▶ Task statement: Retype the entries exactly; omit all pictures.

── Supplied records

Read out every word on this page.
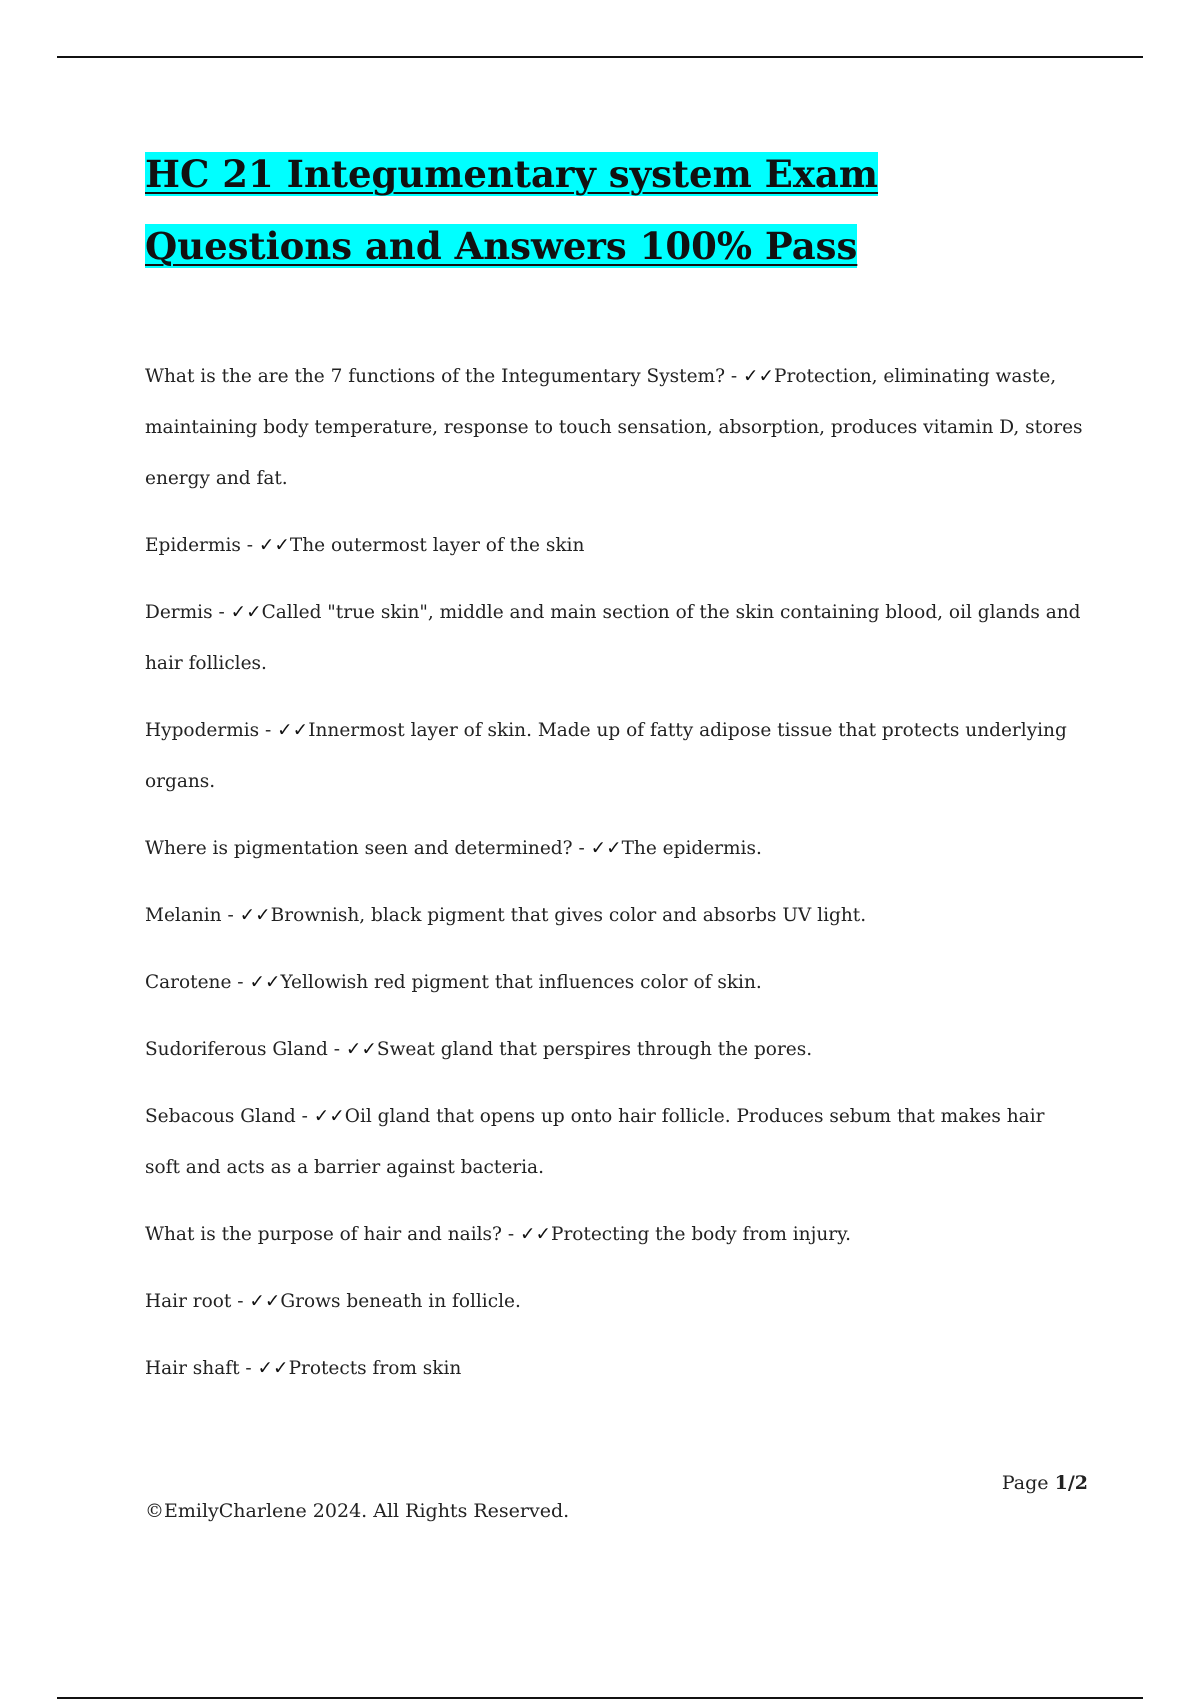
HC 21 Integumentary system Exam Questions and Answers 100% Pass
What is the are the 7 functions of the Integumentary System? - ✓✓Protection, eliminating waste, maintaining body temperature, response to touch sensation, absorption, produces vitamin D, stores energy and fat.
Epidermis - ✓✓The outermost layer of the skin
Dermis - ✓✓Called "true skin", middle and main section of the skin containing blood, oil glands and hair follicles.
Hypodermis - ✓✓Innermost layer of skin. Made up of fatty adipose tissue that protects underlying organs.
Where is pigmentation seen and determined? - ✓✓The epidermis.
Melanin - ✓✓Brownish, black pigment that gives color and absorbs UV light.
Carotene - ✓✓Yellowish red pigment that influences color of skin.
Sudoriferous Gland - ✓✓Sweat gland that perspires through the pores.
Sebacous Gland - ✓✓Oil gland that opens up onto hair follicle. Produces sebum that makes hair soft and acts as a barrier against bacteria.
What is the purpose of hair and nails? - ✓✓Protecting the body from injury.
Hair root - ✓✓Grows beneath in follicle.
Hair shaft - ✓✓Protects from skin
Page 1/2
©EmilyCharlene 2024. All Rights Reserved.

────

▶ Your response:
Read out every word on this page.
HC 21 Integumentary system Exam Questions and Answers 100% Pass
What is the are the 7 functions of the Integumentary System? - ✓✓Protection, eliminating waste, maintaining body temperature, response to touch sensation, absorption, produces vitamin D, stores energy and fat.
Epidermis - ✓✓The outermost layer of the skin
Dermis - ✓✓Called "true skin", middle and main section of the skin containing blood, oil glands and hair follicles.
Hypodermis - ✓✓Innermost layer of skin. Made up of fatty adipose tissue that protects underlying organs.
Where is pigmentation seen and determined? - ✓✓The epidermis.
Melanin - ✓✓Brownish, black pigment that gives color and absorbs UV light.
Carotene - ✓✓Yellowish red pigment that influences color of skin.
Sudoriferous Gland - ✓✓Sweat gland that perspires through the pores.
Sebacous Gland - ✓✓Oil gland that opens up onto hair follicle. Produces sebum that makes hair soft and acts as a barrier against bacteria.
What is the purpose of hair and nails? - ✓✓Protecting the body from injury.
Hair root - ✓✓Grows beneath in follicle.
Hair shaft - ✓✓Protects from skin
Page 1/2
©EmilyCharlene 2024. All Rights Reserved.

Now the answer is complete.